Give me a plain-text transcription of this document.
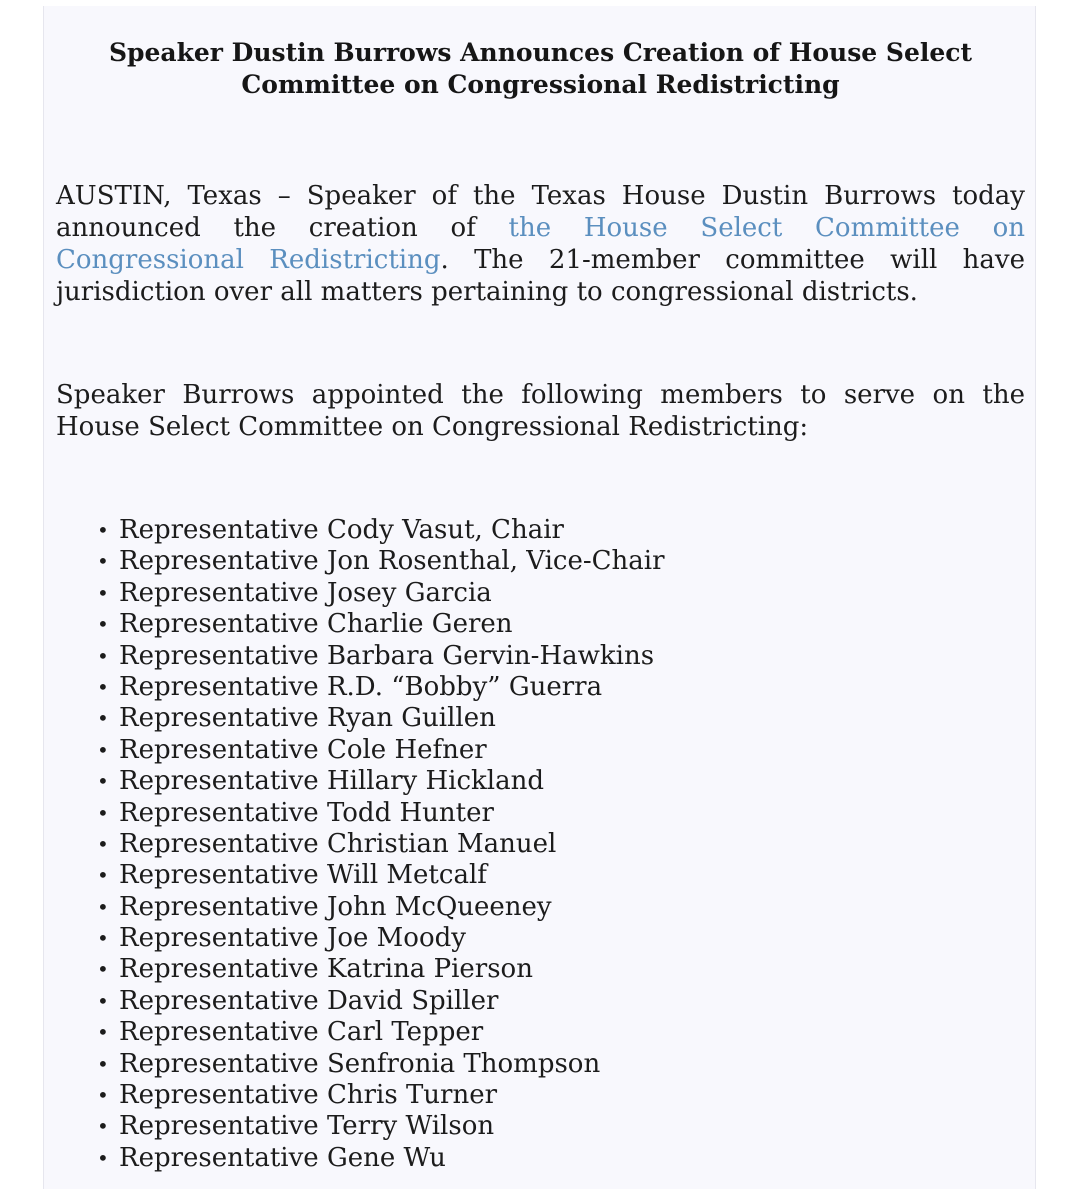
Speaker Dustin Burrows Announces Creation of House Select
Committee on Congressional Redistricting

AUSTIN, Texas – Speaker of the Texas House Dustin Burrows today announced the creation of the House Select Committee on Congressional Redistricting. The 21-member committee will have jurisdiction over all matters pertaining to congressional districts.

Speaker Burrows appointed the following members to serve on the House Select Committee on Congressional Redistricting:

• Representative Cody Vasut, Chair
• Representative Jon Rosenthal, Vice-Chair
• Representative Josey Garcia
• Representative Charlie Geren
• Representative Barbara Gervin-Hawkins
• Representative R.D. “Bobby” Guerra
• Representative Ryan Guillen
• Representative Cole Hefner
• Representative Hillary Hickland
• Representative Todd Hunter
• Representative Christian Manuel
• Representative Will Metcalf
• Representative John McQueeney
• Representative Joe Moody
• Representative Katrina Pierson
• Representative David Spiller
• Representative Carl Tepper
• Representative Senfronia Thompson
• Representative Chris Turner
• Representative Terry Wilson
• Representative Gene Wu
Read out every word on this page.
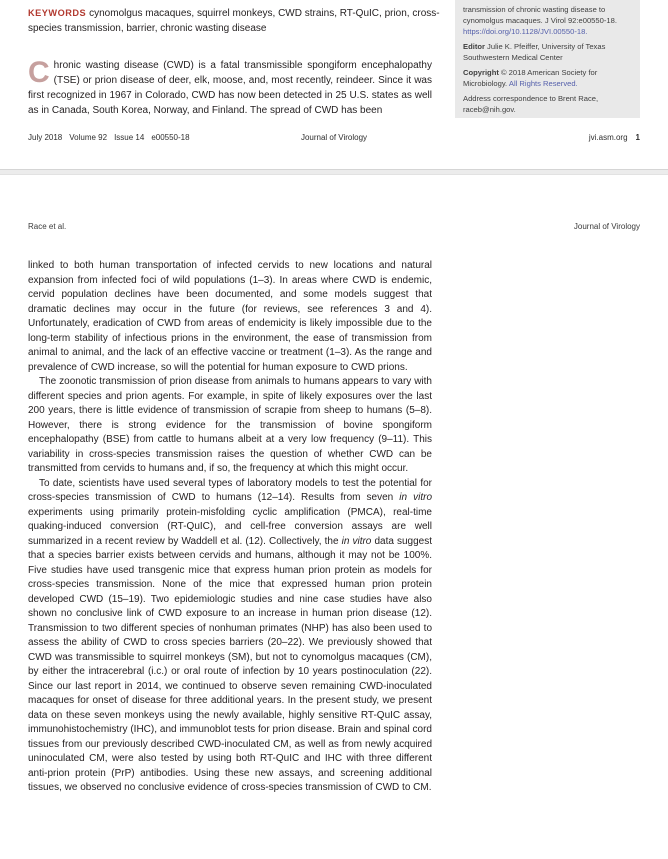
KEYWORDS cynomolgus macaques, squirrel monkeys, CWD strains, RT-QuIC, prion, cross-species transmission, barrier, chronic wasting disease

Chronic wasting disease (CWD) is a fatal transmissible spongiform encephalopathy (TSE) or prion disease of deer, elk, moose, and, most recently, reindeer. Since it was first recognized in 1967 in Colorado, CWD has now been detected in 25 U.S. states as well as in Canada, South Korea, Norway, and Finland. The spread of CWD has been

transmission of chronic wasting disease to cynomolgus macaques. J Virol 92:e00550-18. https://doi.org/10.1128/JVI.00550-18.

Editor Julie K. Pfeiffer, University of Texas Southwestern Medical Center

Copyright © 2018 American Society for Microbiology. All Rights Reserved.

Address correspondence to Brent Race, raceb@nih.gov.

July 2018 Volume 92 Issue 14 e00550-18	Journal of Virology	jvi.asm.org 1
Race et al.	Journal of Virology

linked to both human transportation of infected cervids to new locations and natural expansion from infected foci of wild populations (1–3). In areas where CWD is endemic, cervid population declines have been documented, and some models suggest that dramatic declines may occur in the future (for reviews, see references 3 and 4). Unfortunately, eradication of CWD from areas of endemicity is likely impossible due to the long-term stability of infectious prions in the environment, the ease of transmission from animal to animal, and the lack of an effective vaccine or treatment (1–3). As the range and prevalence of CWD increase, so will the potential for human exposure to CWD prions.

The zoonotic transmission of prion disease from animals to humans appears to vary with different species and prion agents. For example, in spite of likely exposures over the last 200 years, there is little evidence of transmission of scrapie from sheep to humans (5–8). However, there is strong evidence for the transmission of bovine spongiform encephalopathy (BSE) from cattle to humans albeit at a very low frequency (9–11). This variability in cross-species transmission raises the question of whether CWD can be transmitted from cervids to humans and, if so, the frequency at which this might occur.

To date, scientists have used several types of laboratory models to test the potential for cross-species transmission of CWD to humans (12–14). Results from seven in vitro experiments using primarily protein-misfolding cyclic amplification (PMCA), real-time quaking-induced conversion (RT-QuIC), and cell-free conversion assays are well summarized in a recent review by Waddell et al. (12). Collectively, the in vitro data suggest that a species barrier exists between cervids and humans, although it may not be 100%. Five studies have used transgenic mice that express human prion protein as models for cross-species transmission. None of the mice that expressed human prion protein developed CWD (15–19). Two epidemiologic studies and nine case studies have also shown no conclusive link of CWD exposure to an increase in human prion disease (12). Transmission to two different species of nonhuman primates (NHP) has also been used to assess the ability of CWD to cross species barriers (20–22). We previously showed that CWD was transmissible to squirrel monkeys (SM), but not to cynomolgus macaques (CM), by either the intracerebral (i.c.) or oral route of infection by 10 years postinoculation (22). Since our last report in 2014, we continued to observe seven remaining CWD-inoculated macaques for onset of disease for three additional years. In the present study, we present data on these seven monkeys using the newly available, highly sensitive RT-QuIC assay, immunohistochemistry (IHC), and immunoblot tests for prion disease. Brain and spinal cord tissues from our previously described CWD-inoculated CM, as well as from newly acquired uninoculated CM, were also tested by using both RT-QuIC and IHC with three different anti-prion protein (PrP) antibodies. Using these new assays, and screening additional tissues, we observed no conclusive evidence of cross-species transmission of CWD to CM.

--*--

> _AIM OF THE EXERCISE_:
Reproduce the data verbatim. Do not carry any picture into the copy.

> _TASK RESULT_:
Give me a plain-text transcription of this document.
Speaker Dustin Burrows Announces Creation of House Select
Committee on Congressional Redistricting

AUSTIN, Texas – Speaker of the Texas House Dustin Burrows today announced the creation of the House Select Committee on Congressional Redistricting. The 21-member committee will have jurisdiction over all matters pertaining to congressional districts.

Speaker Burrows appointed the following members to serve on the House Select Committee on Congressional Redistricting:

• Representative Cody Vasut, Chair
• Representative Jon Rosenthal, Vice-Chair
• Representative Josey Garcia
• Representative Charlie Geren
• Representative Barbara Gervin-Hawkins
• Representative R.D. “Bobby” Guerra
• Representative Ryan Guillen
• Representative Cole Hefner
• Representative Hillary Hickland
• Representative Todd Hunter
• Representative Christian Manuel
• Representative Will Metcalf
• Representative John McQueeney
• Representative Joe Moody
• Representative Katrina Pierson
• Representative David Spiller
• Representative Carl Tepper
• Representative Senfronia Thompson
• Representative Chris Turner
• Representative Terry Wilson
• Representative Gene Wu
Read out every word on this page.
KEYWORDS cynomolgus macaques, squirrel monkeys, CWD strains, RT-QuIC, prion, cross-species transmission, barrier, chronic wasting disease

Chronic wasting disease (CWD) is a fatal transmissible spongiform encephalopathy (TSE) or prion disease of deer, elk, moose, and, most recently, reindeer. Since it was first recognized in 1967 in Colorado, CWD has now been detected in 25 U.S. states as well as in Canada, South Korea, Norway, and Finland. The spread of CWD has been

transmission of chronic wasting disease to cynomolgus macaques. J Virol 92:e00550-18. https://doi.org/10.1128/JVI.00550-18.

Editor Julie K. Pfeiffer, University of Texas Southwestern Medical Center

Copyright © 2018 American Society for Microbiology. All Rights Reserved.

Address correspondence to Brent Race, raceb@nih.gov.

July 2018 Volume 92 Issue 14 e00550-18	Journal of Virology	jvi.asm.org 1
Race et al.	Journal of Virology

linked to both human transportation of infected cervids to new locations and natural expansion from infected foci of wild populations (1–3). In areas where CWD is endemic, cervid population declines have been documented, and some models suggest that dramatic declines may occur in the future (for reviews, see references 3 and 4). Unfortunately, eradication of CWD from areas of endemicity is likely impossible due to the long-term stability of infectious prions in the environment, the ease of transmission from animal to animal, and the lack of an effective vaccine or treatment (1–3). As the range and prevalence of CWD increase, so will the potential for human exposure to CWD prions.

The zoonotic transmission of prion disease from animals to humans appears to vary with different species and prion agents. For example, in spite of likely exposures over the last 200 years, there is little evidence of transmission of scrapie from sheep to humans (5–8). However, there is strong evidence for the transmission of bovine spongiform encephalopathy (BSE) from cattle to humans albeit at a very low frequency (9–11). This variability in cross-species transmission raises the question of whether CWD can be transmitted from cervids to humans and, if so, the frequency at which this might occur.

To date, scientists have used several types of laboratory models to test the potential for cross-species transmission of CWD to humans (12–14). Results from seven in vitro experiments using primarily protein-misfolding cyclic amplification (PMCA), real-time quaking-induced conversion (RT-QuIC), and cell-free conversion assays are well summarized in a recent review by Waddell et al. (12). Collectively, the in vitro data suggest that a species barrier exists between cervids and humans, although it may not be 100%. Five studies have used transgenic mice that express human prion protein as models for cross-species transmission. None of the mice that expressed human prion protein developed CWD (15–19). Two epidemiologic studies and nine case studies have also shown no conclusive link of CWD exposure to an increase in human prion disease (12). Transmission to two different species of nonhuman primates (NHP) has also been used to assess the ability of CWD to cross species barriers (20–22). We previously showed that CWD was transmissible to squirrel monkeys (SM), but not to cynomolgus macaques (CM), by either the intracerebral (i.c.) or oral route of infection by 10 years postinoculation (22). Since our last report in 2014, we continued to observe seven remaining CWD-inoculated macaques for onset of disease for three additional years. In the present study, we present data on these seven monkeys using the newly available, highly sensitive RT-QuIC assay, immunohistochemistry (IHC), and immunoblot tests for prion disease. Brain and spinal cord tissues from our previously described CWD-inoculated CM, as well as from newly acquired uninoculated CM, were also tested by using both RT-QuIC and IHC with three different anti-prion protein (PrP) antibodies. Using these new assays, and screening additional tissues, we observed no conclusive evidence of cross-species transmission of CWD to CM.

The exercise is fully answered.